» **Excerpt to read**

********************

In addition to the gear, our training proficiency comes into play. I once participated in a night attack in Hohenfels, during which the battalion executed eleven breaches. This only worked because of the battalion commander’s emphasis on flexibility and a depth of training and resources. Do all our crews know required battle drills or only the designated crews? Can all four tanks in the platoon conduct a manual breach (and have a breach kit?) or just the plow tank? Do we have redundancy in drills across the tank sections? Platoons? Companies? Or did we simply designate 1st Platoon as the breach force and not train the others?
Surviving to the third “one more thing” doesn’t just mean equipment and battle drills, but also the deliberate planning that enables it. Did planning stop when your exhausted planner finished writing the base order? Or are you now building a course of action for the most likely branch plan? Do your graphics enable flexibility in the operation or only rigidity? Do your graphics support deviating from the plan? Do you have subsequent or supplementary battle positions planned in case your defenses are penetrated? Do you have additional checkpoints designated to support a new attack by fire position or counter-attack route?

********************

» **Task 1**
Write out the excerpt on battle drills and planning word for word, starting at the words "Surviving to the" and ending after "or counter-attack route?".
» **Task 2**
Translate this sentence from the excerpt on battle drills and planning into Spanish: "This only worked because of the battalion commander’s emphasis on flexibility and a depth of training and resources."
» **Task 3**
Answer these questions using the excerpt on battle drills and planning:
(a) In what place did the night attack occur?
(b) How many breaches did the battalion execute during that attack?
(c) Besides equipment and battle drills, what does surviving to the third "one more thing" also mean?
The lines further down have nothing to do with this.

» **Supplied material**
********************

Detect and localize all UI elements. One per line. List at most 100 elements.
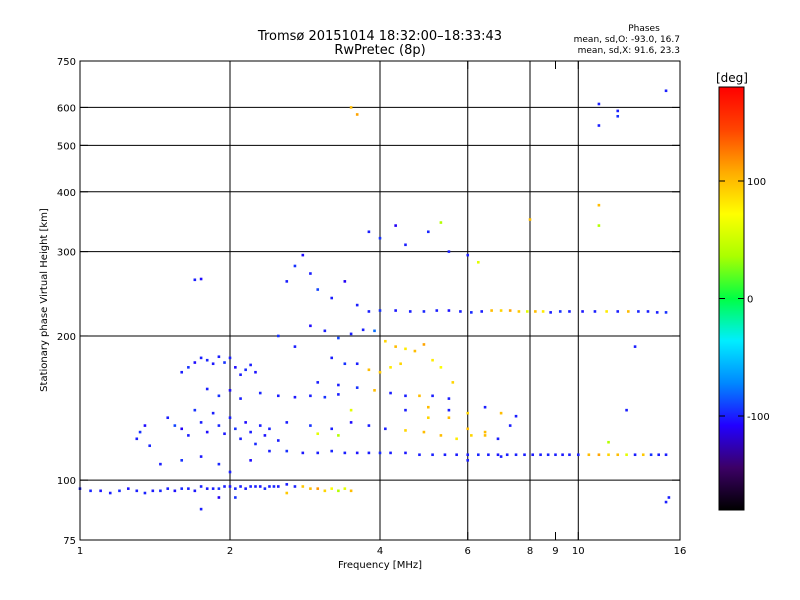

********************

» **Correct output 1**
Surviving to the third “one more thing” doesn’t just mean equipment and battle drills, but also the deliberate planning that enables it. Did planning stop when your exhausted planner finished writing the base order? Or are you now building a course of action for the most likely branch plan? Do your graphics enable flexibility in the operation or only rigidity? Do your graphics support deviating from the plan? Do you have subsequent or supplementary battle positions planned in case your defenses are penetrated? Do you have additional checkpoints designated to support a new attack by fire position or counter-attack route?

» **Correct output 2**
Esto solo funcionó gracias al énfasis del comandante del batallón en la flexibilidad y a una profundidad de entrenamiento y recursos.

» **Correct output 3**
(a) Hohenfels
(b) Eleven
(c) The deliberate planning that enables it